§ What the exercise asks: For the copy, please give all of the data again exactly and leave the pictures out.

Dataset items:
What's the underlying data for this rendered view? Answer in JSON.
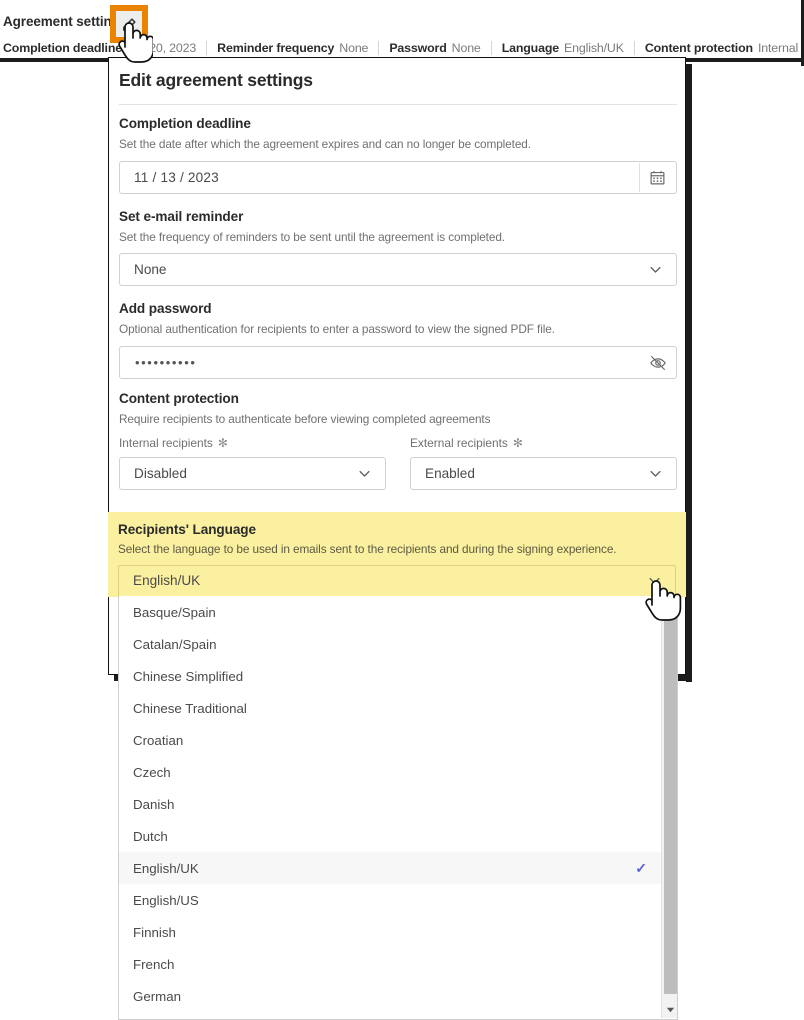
{
  "topbar": {
    "title": "Agreement settings",
    "edit_button_label": "Edit",
    "meta": [
      {
        "key": "Completion deadline",
        "value": "Oct 20, 2023"
      },
      {
        "key": "Reminder frequency",
        "value": "None"
      },
      {
        "key": "Password",
        "value": "None"
      },
      {
        "key": "Language",
        "value": "English/UK"
      },
      {
        "key": "Content protection",
        "value": "Internal disabled & External enabled"
      }
    ]
  },
  "dialog": {
    "title": "Edit agreement settings",
    "sections": {
      "deadline": {
        "title": "Completion deadline",
        "description": "Set the date after which the agreement expires and can no longer be completed.",
        "value": "11 /  13 /  2023",
        "icon": "calendar-icon"
      },
      "reminder": {
        "title": "Set e-mail reminder",
        "description": "Set the frequency of reminders to be sent until the agreement is completed.",
        "value": "None"
      },
      "password": {
        "title": "Add password",
        "description": "Optional authentication for recipients to enter a password to view the signed PDF file.",
        "value": "••••••••••",
        "icon": "eye-off-icon"
      },
      "content_protection": {
        "title": "Content protection",
        "description": "Require recipients to authenticate before viewing completed agreements",
        "internal_label": "Internal recipients",
        "internal_required_mark": "✻",
        "internal_value": "Disabled",
        "external_label": "External recipients",
        "external_required_mark": "✻",
        "external_value": "Enabled"
      },
      "language": {
        "title": "Recipients' Language",
        "description": "Select the language to be used in emails sent to the recipients and during the signing experience.",
        "value": "English/UK",
        "highlight_color": "#FAF0A0"
      }
    }
  },
  "dropdown": {
    "selected": "English/UK",
    "check_mark": "✓",
    "accent_color": "#5B5FD9",
    "options": [
      {
        "label": "Basque/Spain",
        "selected": false
      },
      {
        "label": "Catalan/Spain",
        "selected": false
      },
      {
        "label": "Chinese Simplified",
        "selected": false
      },
      {
        "label": "Chinese Traditional",
        "selected": false
      },
      {
        "label": "Croatian",
        "selected": false
      },
      {
        "label": "Czech",
        "selected": false
      },
      {
        "label": "Danish",
        "selected": false
      },
      {
        "label": "Dutch",
        "selected": false
      },
      {
        "label": "English/UK",
        "selected": true
      },
      {
        "label": "English/US",
        "selected": false
      },
      {
        "label": "Finnish",
        "selected": false
      },
      {
        "label": "French",
        "selected": false
      },
      {
        "label": "German",
        "selected": false
      }
    ],
    "scroll_down_arrow": "▼"
  }
}
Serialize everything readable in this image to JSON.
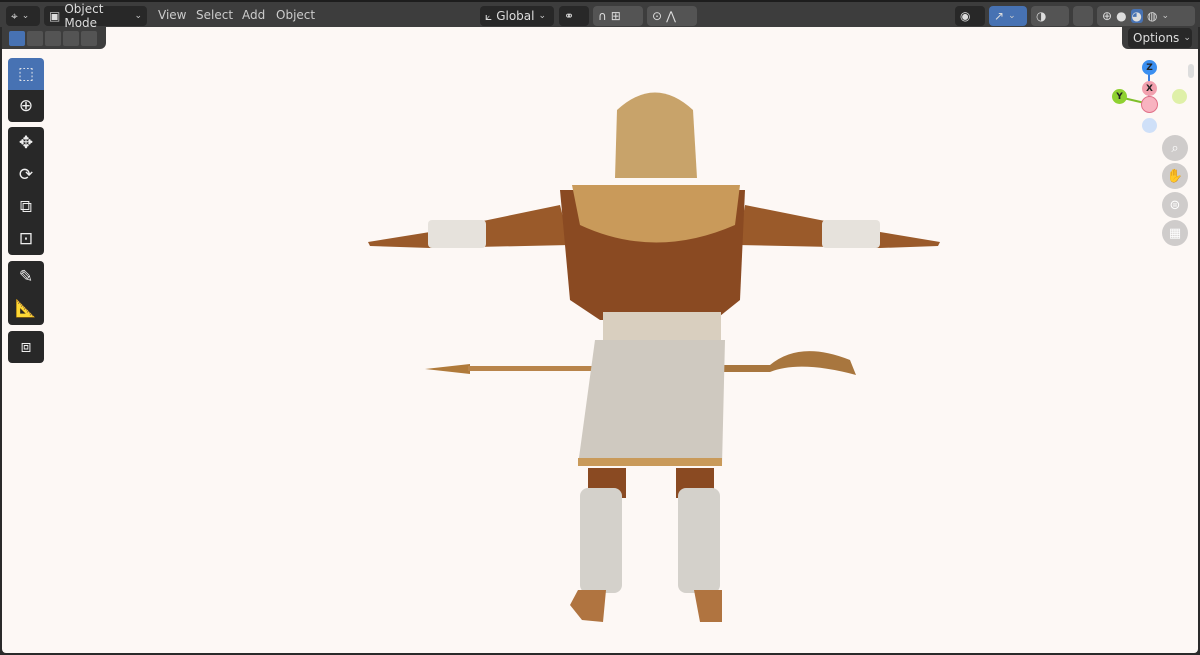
{
  "header": {
    "mode": "Object Mode",
    "menus": [
      "View",
      "Select",
      "Add",
      "Object"
    ],
    "transform_orientation": "Global",
    "options_label": "Options"
  },
  "gizmo": {
    "z": "Z",
    "x": "X",
    "y": "Y"
  },
  "colors": {
    "accent": "#4772b3",
    "header": "#3d3d3d",
    "viewport": "#fdf8f5"
  }
}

§ Response for this exercise:
What's the underlying data for this rendered view? Answer in JSON.
{
  "topbar": {
    "title": "Agreement settings",
    "edit_button_label": "Edit",
    "meta": [
      {
        "key": "Completion deadline",
        "value": "Oct 20, 2023"
      },
      {
        "key": "Reminder frequency",
        "value": "None"
      },
      {
        "key": "Password",
        "value": "None"
      },
      {
        "key": "Language",
        "value": "English/UK"
      },
      {
        "key": "Content protection",
        "value": "Internal disabled & External enabled"
      }
    ]
  },
  "dialog": {
    "title": "Edit agreement settings",
    "sections": {
      "deadline": {
        "title": "Completion deadline",
        "description": "Set the date after which the agreement expires and can no longer be completed.",
        "value": "11 /  13 /  2023",
        "icon": "calendar-icon"
      },
      "reminder": {
        "title": "Set e-mail reminder",
        "description": "Set the frequency of reminders to be sent until the agreement is completed.",
        "value": "None"
      },
      "password": {
        "title": "Add password",
        "description": "Optional authentication for recipients to enter a password to view the signed PDF file.",
        "value": "••••••••••",
        "icon": "eye-off-icon"
      },
      "content_protection": {
        "title": "Content protection",
        "description": "Require recipients to authenticate before viewing completed agreements",
        "internal_label": "Internal recipients",
        "internal_required_mark": "✻",
        "internal_value": "Disabled",
        "external_label": "External recipients",
        "external_required_mark": "✻",
        "external_value": "Enabled"
      },
      "language": {
        "title": "Recipients' Language",
        "description": "Select the language to be used in emails sent to the recipients and during the signing experience.",
        "value": "English/UK",
        "highlight_color": "#FAF0A0"
      }
    }
  },
  "dropdown": {
    "selected": "English/UK",
    "check_mark": "✓",
    "accent_color": "#5B5FD9",
    "options": [
      {
        "label": "Basque/Spain",
        "selected": false
      },
      {
        "label": "Catalan/Spain",
        "selected": false
      },
      {
        "label": "Chinese Simplified",
        "selected": false
      },
      {
        "label": "Chinese Traditional",
        "selected": false
      },
      {
        "label": "Croatian",
        "selected": false
      },
      {
        "label": "Czech",
        "selected": false
      },
      {
        "label": "Danish",
        "selected": false
      },
      {
        "label": "Dutch",
        "selected": false
      },
      {
        "label": "English/UK",
        "selected": true
      },
      {
        "label": "English/US",
        "selected": false
      },
      {
        "label": "Finnish",
        "selected": false
      },
      {
        "label": "French",
        "selected": false
      },
      {
        "label": "German",
        "selected": false
      }
    ],
    "scroll_down_arrow": "▼"
  }
}
Serialize everything readable in this image to JSON.
{
  "header": {
    "mode": "Object Mode",
    "menus": [
      "View",
      "Select",
      "Add",
      "Object"
    ],
    "transform_orientation": "Global",
    "options_label": "Options"
  },
  "gizmo": {
    "z": "Z",
    "x": "X",
    "y": "Y"
  },
  "colors": {
    "accent": "#4772b3",
    "header": "#3d3d3d",
    "viewport": "#fdf8f5"
  }
}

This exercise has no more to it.